Data excerpts.
☆ ☆ ☆ ☆ ☆ ☆ ☆

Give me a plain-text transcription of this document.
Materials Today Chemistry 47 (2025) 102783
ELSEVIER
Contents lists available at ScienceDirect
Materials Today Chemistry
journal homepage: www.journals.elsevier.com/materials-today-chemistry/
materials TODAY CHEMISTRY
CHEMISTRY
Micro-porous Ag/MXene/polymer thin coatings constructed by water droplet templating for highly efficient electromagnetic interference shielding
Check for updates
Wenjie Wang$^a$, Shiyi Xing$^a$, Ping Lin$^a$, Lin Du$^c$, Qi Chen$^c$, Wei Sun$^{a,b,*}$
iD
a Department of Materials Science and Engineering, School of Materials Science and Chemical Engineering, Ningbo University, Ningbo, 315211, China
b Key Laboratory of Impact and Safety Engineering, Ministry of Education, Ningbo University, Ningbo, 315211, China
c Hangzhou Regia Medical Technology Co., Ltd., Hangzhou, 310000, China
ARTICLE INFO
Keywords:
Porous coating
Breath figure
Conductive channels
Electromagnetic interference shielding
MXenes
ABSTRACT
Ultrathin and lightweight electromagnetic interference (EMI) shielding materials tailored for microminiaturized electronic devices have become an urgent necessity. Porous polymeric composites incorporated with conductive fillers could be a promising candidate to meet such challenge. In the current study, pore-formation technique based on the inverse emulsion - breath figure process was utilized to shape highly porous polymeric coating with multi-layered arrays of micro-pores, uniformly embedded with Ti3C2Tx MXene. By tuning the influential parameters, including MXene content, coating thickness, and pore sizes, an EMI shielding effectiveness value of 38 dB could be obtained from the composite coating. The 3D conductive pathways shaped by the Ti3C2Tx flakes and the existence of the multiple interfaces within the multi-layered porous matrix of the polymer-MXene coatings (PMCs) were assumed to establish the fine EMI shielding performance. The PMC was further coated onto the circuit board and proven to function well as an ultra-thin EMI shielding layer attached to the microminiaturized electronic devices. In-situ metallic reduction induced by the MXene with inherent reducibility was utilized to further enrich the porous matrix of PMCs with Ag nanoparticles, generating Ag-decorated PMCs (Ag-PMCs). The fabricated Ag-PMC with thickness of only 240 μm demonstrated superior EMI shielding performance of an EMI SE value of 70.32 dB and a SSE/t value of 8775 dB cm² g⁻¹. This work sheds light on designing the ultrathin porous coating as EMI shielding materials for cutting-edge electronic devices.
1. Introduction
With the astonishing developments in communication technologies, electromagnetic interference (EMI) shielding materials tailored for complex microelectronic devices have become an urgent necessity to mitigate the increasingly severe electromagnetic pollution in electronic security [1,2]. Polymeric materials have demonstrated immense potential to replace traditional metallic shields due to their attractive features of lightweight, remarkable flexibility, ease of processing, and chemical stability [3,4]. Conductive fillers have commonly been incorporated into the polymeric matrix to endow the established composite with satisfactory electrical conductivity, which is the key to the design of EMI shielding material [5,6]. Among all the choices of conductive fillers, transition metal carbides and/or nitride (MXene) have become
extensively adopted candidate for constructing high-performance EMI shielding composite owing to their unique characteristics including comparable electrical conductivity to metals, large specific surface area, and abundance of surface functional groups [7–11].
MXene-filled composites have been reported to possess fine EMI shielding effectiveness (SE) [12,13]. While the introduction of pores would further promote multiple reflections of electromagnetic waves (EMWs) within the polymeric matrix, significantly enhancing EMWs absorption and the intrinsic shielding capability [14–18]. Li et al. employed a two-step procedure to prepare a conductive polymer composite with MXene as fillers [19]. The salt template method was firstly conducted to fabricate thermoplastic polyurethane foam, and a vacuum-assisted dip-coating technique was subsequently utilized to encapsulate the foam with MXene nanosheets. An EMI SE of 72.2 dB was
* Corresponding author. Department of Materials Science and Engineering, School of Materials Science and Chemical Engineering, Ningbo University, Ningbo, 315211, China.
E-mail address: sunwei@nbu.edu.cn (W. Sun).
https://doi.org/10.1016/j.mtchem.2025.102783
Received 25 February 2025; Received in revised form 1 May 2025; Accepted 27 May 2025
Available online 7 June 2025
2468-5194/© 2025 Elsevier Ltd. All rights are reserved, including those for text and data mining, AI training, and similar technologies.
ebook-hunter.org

☆ ☆ ☆ ☆ ☆ ☆ ☆

Repeat the material above in full, quoting it exactly.

Give me a plain-text transcription of this document.
Materials Today Chemistry 47 (2025) 102783
ELSEVIER
Contents lists available at ScienceDirect
Materials Today Chemistry
journal homepage: www.journals.elsevier.com/materials-today-chemistry/
materials TODAY CHEMISTRY
CHEMISTRY
Micro-porous Ag/MXene/polymer thin coatings constructed by water droplet templating for highly efficient electromagnetic interference shielding
Check for updates
Wenjie Wang$^a$, Shiyi Xing$^a$, Ping Lin$^a$, Lin Du$^c$, Qi Chen$^c$, Wei Sun$^{a,b,*}$
iD
a Department of Materials Science and Engineering, School of Materials Science and Chemical Engineering, Ningbo University, Ningbo, 315211, China
b Key Laboratory of Impact and Safety Engineering, Ministry of Education, Ningbo University, Ningbo, 315211, China
c Hangzhou Regia Medical Technology Co., Ltd., Hangzhou, 310000, China
ARTICLE INFO
Keywords:
Porous coating
Breath figure
Conductive channels
Electromagnetic interference shielding
MXenes
ABSTRACT
Ultrathin and lightweight electromagnetic interference (EMI) shielding materials tailored for microminiaturized electronic devices have become an urgent necessity. Porous polymeric composites incorporated with conductive fillers could be a promising candidate to meet such challenge. In the current study, pore-formation technique based on the inverse emulsion - breath figure process was utilized to shape highly porous polymeric coating with multi-layered arrays of micro-pores, uniformly embedded with Ti3C2Tx MXene. By tuning the influential parameters, including MXene content, coating thickness, and pore sizes, an EMI shielding effectiveness value of 38 dB could be obtained from the composite coating. The 3D conductive pathways shaped by the Ti3C2Tx flakes and the existence of the multiple interfaces within the multi-layered porous matrix of the polymer-MXene coatings (PMCs) were assumed to establish the fine EMI shielding performance. The PMC was further coated onto the circuit board and proven to function well as an ultra-thin EMI shielding layer attached to the microminiaturized electronic devices. In-situ metallic reduction induced by the MXene with inherent reducibility was utilized to further enrich the porous matrix of PMCs with Ag nanoparticles, generating Ag-decorated PMCs (Ag-PMCs). The fabricated Ag-PMC with thickness of only 240 μm demonstrated superior EMI shielding performance of an EMI SE value of 70.32 dB and a SSE/t value of 8775 dB cm² g⁻¹. This work sheds light on designing the ultrathin porous coating as EMI shielding materials for cutting-edge electronic devices.
1. Introduction
With the astonishing developments in communication technologies, electromagnetic interference (EMI) shielding materials tailored for complex microelectronic devices have become an urgent necessity to mitigate the increasingly severe electromagnetic pollution in electronic security [1,2]. Polymeric materials have demonstrated immense potential to replace traditional metallic shields due to their attractive features of lightweight, remarkable flexibility, ease of processing, and chemical stability [3,4]. Conductive fillers have commonly been incorporated into the polymeric matrix to endow the established composite with satisfactory electrical conductivity, which is the key to the design of EMI shielding material [5,6]. Among all the choices of conductive fillers, transition metal carbides and/or nitride (MXene) have become
extensively adopted candidate for constructing high-performance EMI shielding composite owing to their unique characteristics including comparable electrical conductivity to metals, large specific surface area, and abundance of surface functional groups [7–11].
MXene-filled composites have been reported to possess fine EMI shielding effectiveness (SE) [12,13]. While the introduction of pores would further promote multiple reflections of electromagnetic waves (EMWs) within the polymeric matrix, significantly enhancing EMWs absorption and the intrinsic shielding capability [14–18]. Li et al. employed a two-step procedure to prepare a conductive polymer composite with MXene as fillers [19]. The salt template method was firstly conducted to fabricate thermoplastic polyurethane foam, and a vacuum-assisted dip-coating technique was subsequently utilized to encapsulate the foam with MXene nanosheets. An EMI SE of 72.2 dB was
* Corresponding author. Department of Materials Science and Engineering, School of Materials Science and Chemical Engineering, Ningbo University, Ningbo, 315211, China.
E-mail address: sunwei@nbu.edu.cn (W. Sun).
https://doi.org/10.1016/j.mtchem.2025.102783
Received 25 February 2025; Received in revised form 1 May 2025; Accepted 27 May 2025
Available online 7 June 2025
2468-5194/© 2025 Elsevier Ltd. All rights are reserved, including those for text and data mining, AI training, and similar technologies.
ebook-hunter.org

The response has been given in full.